» Problems to solve
[1] Answer these from the prostate cancer surveillance abstract:
(a) In what volume, issue and pages of The Journal of urology did the study appear?
(b) To what Gleason score had the included men been upgraded?
(c) Which method was used to estimate the treatment-free probability?
[2] Continue the prostate cancer active surveillance abstract from where it stops.

» Text under study
+ + +

Untreated Gleason Grade Progression on Serial Biopsies during Prostate Cancer Active Surveillance: Clinical Course and Pathological Outcomes.

Citation:
Hussein, A. A., C. J. Welty, N. Ameli, J. E. Cowan, M. Leapman, S. P. Porten, K. Shinohara, and P. R. Carroll, "Untreated Gleason Grade Progression on Serial Biopsies during Prostate Cancer Active Surveillance: Clinical Course and Pathological Outcomes.", The Journal of urology, vol. 194, issue 1, pp. 85-90, 2015 Jul.

Abstract:

PURPOSE: We describe the outcomes of patients with low risk localized prostate cancer who were upgraded on a surveillance biopsy while on active surveillance and evaluated whether delayed treatment was associated with adverse outcome.

MATERIALS AND METHODS: We included men in the study with lower risk disease managed initially with active surveillance and upgraded to Gleason score 3+4 or greater. Patient demographics and disease characteristics were compared. Kaplan-Meier curve was used to estimate the treatment-free probability stratified by initial upgrade (3+4 vs 4+3 or greater), Cox regression analysis was used to examine factors associated with treatment and multivariate logistic regression analysis was used to evaluate the factors associated with adverse outcome at surgery.

+ + +

» Data shown
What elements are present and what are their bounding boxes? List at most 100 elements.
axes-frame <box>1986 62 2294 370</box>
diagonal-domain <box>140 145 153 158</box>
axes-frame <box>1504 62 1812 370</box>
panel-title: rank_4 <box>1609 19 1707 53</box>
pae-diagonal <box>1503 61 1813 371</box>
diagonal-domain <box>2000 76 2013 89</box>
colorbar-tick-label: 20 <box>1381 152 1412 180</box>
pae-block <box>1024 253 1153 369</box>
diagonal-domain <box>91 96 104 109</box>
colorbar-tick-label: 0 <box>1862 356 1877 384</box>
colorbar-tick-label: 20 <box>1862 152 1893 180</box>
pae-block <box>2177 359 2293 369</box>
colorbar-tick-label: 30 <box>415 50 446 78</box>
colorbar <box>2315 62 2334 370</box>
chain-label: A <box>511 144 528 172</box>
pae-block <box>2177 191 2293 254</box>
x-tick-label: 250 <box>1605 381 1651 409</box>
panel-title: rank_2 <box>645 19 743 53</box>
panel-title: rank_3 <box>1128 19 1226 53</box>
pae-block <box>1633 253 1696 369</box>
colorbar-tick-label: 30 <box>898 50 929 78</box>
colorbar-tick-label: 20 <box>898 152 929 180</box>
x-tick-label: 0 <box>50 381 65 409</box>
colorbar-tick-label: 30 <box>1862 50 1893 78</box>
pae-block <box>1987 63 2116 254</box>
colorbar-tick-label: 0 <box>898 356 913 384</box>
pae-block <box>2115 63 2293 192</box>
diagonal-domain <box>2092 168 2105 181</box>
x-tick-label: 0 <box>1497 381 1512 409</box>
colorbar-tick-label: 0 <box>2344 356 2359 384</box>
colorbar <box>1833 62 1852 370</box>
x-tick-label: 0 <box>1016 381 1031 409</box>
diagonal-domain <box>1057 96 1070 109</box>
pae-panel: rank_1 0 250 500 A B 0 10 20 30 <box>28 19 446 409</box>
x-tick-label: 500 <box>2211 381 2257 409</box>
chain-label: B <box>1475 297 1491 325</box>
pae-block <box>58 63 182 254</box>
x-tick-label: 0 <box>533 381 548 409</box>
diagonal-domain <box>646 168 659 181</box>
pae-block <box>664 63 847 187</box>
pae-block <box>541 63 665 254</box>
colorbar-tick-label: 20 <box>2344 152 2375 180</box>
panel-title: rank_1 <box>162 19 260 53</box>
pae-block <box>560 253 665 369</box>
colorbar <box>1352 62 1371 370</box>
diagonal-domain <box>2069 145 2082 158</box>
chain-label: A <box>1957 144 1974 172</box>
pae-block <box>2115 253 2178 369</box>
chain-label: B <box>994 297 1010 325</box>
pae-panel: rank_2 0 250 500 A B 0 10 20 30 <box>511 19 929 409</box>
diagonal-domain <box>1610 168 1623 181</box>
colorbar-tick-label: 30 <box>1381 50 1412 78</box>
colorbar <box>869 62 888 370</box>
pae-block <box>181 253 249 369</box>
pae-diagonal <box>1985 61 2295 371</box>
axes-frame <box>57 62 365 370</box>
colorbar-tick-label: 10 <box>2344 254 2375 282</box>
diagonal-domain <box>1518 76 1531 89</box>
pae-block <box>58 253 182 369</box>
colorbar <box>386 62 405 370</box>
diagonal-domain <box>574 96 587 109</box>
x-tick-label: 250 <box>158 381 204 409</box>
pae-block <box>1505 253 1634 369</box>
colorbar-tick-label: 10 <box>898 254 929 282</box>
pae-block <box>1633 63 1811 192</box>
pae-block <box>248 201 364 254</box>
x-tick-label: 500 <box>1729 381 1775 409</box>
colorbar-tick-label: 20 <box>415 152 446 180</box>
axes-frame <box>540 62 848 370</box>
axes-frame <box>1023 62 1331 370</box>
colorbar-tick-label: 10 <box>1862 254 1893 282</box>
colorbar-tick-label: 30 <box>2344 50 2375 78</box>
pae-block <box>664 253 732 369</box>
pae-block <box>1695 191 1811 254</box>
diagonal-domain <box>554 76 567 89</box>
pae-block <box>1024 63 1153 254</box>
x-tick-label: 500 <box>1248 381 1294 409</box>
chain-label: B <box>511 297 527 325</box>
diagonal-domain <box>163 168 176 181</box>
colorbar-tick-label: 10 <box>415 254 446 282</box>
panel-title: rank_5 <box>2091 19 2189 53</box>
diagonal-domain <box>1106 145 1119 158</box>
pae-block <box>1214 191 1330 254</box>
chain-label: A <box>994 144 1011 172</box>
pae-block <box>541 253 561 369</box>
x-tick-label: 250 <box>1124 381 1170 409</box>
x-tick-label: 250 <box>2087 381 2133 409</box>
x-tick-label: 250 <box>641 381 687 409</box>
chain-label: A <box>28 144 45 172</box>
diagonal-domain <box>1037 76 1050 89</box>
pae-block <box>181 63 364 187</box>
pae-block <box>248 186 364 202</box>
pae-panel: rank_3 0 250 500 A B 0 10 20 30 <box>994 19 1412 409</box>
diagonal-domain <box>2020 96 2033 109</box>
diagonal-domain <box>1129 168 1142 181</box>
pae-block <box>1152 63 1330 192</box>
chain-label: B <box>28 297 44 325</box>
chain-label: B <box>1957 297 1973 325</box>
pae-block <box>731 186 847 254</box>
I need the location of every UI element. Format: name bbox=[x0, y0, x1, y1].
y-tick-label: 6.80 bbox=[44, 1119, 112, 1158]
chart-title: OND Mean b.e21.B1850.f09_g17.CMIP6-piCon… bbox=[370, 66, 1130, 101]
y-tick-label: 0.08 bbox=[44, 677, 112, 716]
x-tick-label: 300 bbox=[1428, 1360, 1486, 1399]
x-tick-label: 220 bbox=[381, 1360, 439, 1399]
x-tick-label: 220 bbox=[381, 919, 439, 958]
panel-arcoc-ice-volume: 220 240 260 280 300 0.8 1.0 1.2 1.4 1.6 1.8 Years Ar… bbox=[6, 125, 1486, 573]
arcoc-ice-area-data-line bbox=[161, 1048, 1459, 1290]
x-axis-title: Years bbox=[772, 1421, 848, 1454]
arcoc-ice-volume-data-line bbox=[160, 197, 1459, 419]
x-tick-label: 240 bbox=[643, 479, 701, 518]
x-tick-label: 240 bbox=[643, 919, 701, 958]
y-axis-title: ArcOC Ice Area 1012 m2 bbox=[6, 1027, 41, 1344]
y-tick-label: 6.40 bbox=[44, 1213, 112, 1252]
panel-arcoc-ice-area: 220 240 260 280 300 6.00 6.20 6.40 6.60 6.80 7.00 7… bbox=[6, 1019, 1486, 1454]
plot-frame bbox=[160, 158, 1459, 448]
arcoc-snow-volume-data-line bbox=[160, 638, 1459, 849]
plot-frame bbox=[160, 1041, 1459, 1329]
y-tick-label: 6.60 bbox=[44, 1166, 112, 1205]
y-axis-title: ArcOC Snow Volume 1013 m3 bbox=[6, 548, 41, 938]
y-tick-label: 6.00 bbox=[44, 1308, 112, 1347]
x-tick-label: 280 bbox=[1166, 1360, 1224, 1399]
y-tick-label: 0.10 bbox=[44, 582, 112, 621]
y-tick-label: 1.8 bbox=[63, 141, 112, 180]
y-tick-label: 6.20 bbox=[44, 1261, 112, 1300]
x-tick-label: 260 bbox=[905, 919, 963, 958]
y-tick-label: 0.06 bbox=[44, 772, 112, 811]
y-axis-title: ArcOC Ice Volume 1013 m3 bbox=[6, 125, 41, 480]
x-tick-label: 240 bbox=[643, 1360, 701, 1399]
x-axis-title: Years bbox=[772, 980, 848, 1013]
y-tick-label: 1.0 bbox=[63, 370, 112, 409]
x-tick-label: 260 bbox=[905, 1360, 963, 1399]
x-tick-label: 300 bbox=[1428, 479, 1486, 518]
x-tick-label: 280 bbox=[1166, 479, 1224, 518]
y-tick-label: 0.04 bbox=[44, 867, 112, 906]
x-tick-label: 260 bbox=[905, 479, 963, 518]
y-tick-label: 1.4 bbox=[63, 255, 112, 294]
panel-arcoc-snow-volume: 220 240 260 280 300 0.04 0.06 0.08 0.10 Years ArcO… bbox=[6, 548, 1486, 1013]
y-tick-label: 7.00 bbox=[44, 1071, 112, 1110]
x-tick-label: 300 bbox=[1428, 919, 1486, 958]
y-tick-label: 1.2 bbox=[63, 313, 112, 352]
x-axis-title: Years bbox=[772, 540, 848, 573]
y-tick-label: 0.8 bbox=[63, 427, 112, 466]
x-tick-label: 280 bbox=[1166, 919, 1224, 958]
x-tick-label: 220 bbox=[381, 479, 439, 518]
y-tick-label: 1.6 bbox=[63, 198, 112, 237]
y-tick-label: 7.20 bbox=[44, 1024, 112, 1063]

+ + +

» Responses
[1]
(a) Volume 194, issue 1, pages 85-90.
(b) Gleason score 3+4 or greater.
(c) A Kaplan-Meier curve.

[2]
RESULTS: The final cohort comprised 219 men, with 150 (68%) upgraded to 3+4 and 69 (32%) to 4+3 or greater. Median time to upgrade was 23 months (IQR 11-49). A total of 163 men (74%) sought treatment, the majority (69%) with radical prostatectomy. The treatment-free survival rate at 5 years was 22% for 3+4 and 10% for 4+3 or greater upgrade. Upgrade to 4+3 or greater, higher prostate specific antigen density at diagnosis and shorter time to initial upgrade were associated with treatment. At surgical pathology 34% of cancers were downgraded while 6% were upgraded. Cancer volume at initial upgrade was associated with adverse pathological outcome at surgery (OR 3.33, 95% CI 1.19-9.29, p=0.02).

CONCLUSIONS: After Gleason score upgrade most patients elected treatment with radical prostatectomy. Among men who deferred definitive intervention, few experienced additional upgrading. At radical prostatectomy only 6% of cases were upgraded further and only tumor volume at initial upgrade was significantly associated with adverse pathological outcome.